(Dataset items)
═══
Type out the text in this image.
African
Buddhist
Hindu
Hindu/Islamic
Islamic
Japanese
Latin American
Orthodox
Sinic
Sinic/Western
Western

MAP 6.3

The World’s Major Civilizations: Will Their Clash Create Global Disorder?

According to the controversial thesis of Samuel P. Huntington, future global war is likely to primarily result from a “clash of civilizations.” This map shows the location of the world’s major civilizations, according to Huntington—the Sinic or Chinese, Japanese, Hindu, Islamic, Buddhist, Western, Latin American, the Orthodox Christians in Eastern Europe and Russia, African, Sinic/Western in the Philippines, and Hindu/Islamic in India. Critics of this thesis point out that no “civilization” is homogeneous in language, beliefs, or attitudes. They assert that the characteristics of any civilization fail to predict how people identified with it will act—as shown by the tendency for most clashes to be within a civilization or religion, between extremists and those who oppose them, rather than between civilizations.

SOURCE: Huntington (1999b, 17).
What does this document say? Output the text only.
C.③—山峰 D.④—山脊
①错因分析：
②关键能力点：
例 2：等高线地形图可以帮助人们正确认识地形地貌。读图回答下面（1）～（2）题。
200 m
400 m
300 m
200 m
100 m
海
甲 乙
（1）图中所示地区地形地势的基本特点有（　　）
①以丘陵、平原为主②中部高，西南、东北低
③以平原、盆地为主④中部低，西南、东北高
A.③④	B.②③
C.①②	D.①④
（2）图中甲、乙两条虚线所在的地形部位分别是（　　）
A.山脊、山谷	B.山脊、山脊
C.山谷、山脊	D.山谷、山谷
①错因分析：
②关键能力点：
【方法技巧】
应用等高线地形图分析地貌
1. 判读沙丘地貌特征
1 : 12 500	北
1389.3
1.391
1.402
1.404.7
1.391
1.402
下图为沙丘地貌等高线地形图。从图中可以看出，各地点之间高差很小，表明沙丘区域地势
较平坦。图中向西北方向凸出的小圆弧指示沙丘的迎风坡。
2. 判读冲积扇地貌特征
═══
TASK DESCRIPTION ▸ Find all lines with "text" in them and copy each one.

ANSWER TO THE EXERCISE ▸
Type out the text in this image.
What does this document say? Output the text only.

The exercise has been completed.